***** INPUT MATERIAL *****

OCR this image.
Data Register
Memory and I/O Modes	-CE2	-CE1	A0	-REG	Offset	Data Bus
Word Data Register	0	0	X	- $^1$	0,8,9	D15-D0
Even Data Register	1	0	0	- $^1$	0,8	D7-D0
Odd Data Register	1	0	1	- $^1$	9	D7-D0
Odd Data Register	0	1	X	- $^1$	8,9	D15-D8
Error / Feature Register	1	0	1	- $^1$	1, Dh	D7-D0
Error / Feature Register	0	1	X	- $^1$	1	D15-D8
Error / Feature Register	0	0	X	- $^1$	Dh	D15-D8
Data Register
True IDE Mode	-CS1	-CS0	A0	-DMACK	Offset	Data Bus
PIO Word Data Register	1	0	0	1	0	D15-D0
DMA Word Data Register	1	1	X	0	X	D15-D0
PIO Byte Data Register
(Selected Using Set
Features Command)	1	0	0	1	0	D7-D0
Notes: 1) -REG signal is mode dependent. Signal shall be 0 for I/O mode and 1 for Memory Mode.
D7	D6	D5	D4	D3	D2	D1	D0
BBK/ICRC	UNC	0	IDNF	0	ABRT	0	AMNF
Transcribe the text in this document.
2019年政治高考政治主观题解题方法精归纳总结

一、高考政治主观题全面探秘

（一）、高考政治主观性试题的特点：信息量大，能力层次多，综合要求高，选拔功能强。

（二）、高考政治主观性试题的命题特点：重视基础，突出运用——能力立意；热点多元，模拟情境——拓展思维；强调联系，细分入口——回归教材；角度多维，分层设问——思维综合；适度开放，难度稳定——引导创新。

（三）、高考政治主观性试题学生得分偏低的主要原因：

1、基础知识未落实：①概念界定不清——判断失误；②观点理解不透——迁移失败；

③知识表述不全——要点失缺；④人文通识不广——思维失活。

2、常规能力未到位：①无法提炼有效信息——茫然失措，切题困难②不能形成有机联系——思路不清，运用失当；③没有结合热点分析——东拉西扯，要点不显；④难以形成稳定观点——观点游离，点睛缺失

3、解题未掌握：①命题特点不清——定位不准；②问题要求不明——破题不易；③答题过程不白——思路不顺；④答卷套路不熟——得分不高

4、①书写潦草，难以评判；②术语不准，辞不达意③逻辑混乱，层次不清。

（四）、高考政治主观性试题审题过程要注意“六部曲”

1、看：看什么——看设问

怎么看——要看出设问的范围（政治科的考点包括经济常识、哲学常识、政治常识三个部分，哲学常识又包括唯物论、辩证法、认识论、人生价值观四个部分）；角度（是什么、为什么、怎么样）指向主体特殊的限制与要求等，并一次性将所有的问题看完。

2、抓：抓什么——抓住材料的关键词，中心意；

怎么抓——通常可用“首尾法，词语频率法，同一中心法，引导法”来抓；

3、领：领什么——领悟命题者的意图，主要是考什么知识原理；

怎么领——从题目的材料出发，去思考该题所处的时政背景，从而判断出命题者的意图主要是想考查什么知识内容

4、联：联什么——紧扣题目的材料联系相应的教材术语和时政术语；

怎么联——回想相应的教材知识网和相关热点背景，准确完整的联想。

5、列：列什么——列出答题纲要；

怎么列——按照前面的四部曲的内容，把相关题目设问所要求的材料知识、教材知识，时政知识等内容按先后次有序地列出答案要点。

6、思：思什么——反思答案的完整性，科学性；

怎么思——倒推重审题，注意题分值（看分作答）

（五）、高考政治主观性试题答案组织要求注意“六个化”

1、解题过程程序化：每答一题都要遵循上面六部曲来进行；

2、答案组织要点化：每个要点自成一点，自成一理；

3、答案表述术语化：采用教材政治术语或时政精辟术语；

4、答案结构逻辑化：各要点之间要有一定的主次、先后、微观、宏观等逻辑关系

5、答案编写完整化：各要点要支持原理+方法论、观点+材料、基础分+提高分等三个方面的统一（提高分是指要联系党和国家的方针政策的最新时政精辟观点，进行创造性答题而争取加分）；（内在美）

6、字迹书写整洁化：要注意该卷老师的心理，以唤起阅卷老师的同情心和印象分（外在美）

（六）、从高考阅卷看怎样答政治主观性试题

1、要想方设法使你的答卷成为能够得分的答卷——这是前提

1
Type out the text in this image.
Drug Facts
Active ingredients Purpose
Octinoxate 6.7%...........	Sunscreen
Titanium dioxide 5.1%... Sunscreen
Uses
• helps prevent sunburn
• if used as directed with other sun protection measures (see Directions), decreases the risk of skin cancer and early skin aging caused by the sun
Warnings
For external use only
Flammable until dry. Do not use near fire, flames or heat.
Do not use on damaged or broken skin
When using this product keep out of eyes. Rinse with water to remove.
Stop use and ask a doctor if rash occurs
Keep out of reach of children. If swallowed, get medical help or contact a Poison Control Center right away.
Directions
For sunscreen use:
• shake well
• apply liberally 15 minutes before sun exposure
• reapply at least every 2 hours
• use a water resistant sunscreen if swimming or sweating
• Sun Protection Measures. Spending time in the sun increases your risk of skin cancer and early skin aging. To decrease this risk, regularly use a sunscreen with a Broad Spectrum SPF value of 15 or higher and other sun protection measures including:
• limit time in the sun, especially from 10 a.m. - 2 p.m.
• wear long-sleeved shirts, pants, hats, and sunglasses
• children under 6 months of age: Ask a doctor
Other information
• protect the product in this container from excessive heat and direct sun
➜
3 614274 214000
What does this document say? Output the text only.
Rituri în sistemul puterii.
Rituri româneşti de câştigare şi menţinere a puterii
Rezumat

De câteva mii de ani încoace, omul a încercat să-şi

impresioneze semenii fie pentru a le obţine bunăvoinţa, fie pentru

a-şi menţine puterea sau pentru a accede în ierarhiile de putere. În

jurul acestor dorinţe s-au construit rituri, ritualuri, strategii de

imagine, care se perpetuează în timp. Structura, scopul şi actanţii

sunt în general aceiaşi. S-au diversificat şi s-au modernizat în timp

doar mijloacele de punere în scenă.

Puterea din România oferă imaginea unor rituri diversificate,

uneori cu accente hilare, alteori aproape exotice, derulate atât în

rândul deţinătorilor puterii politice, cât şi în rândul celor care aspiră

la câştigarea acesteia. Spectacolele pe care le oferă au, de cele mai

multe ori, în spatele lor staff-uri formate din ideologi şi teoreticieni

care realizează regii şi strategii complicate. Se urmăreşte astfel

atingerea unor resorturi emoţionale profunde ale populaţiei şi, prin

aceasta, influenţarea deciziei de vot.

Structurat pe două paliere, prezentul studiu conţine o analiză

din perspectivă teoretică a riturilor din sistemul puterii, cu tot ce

*****

TASK OBJECTIVE: Show every line above in which the word "Offset" occurs.

ANSWER TO THE PROBLEM:
Memory and I/O Modes	-CE2	-CE1	A0	-REG	Offset	Data Bus
True IDE Mode	-CS1	-CS0	A0	-DMACK	Offset	Data Bus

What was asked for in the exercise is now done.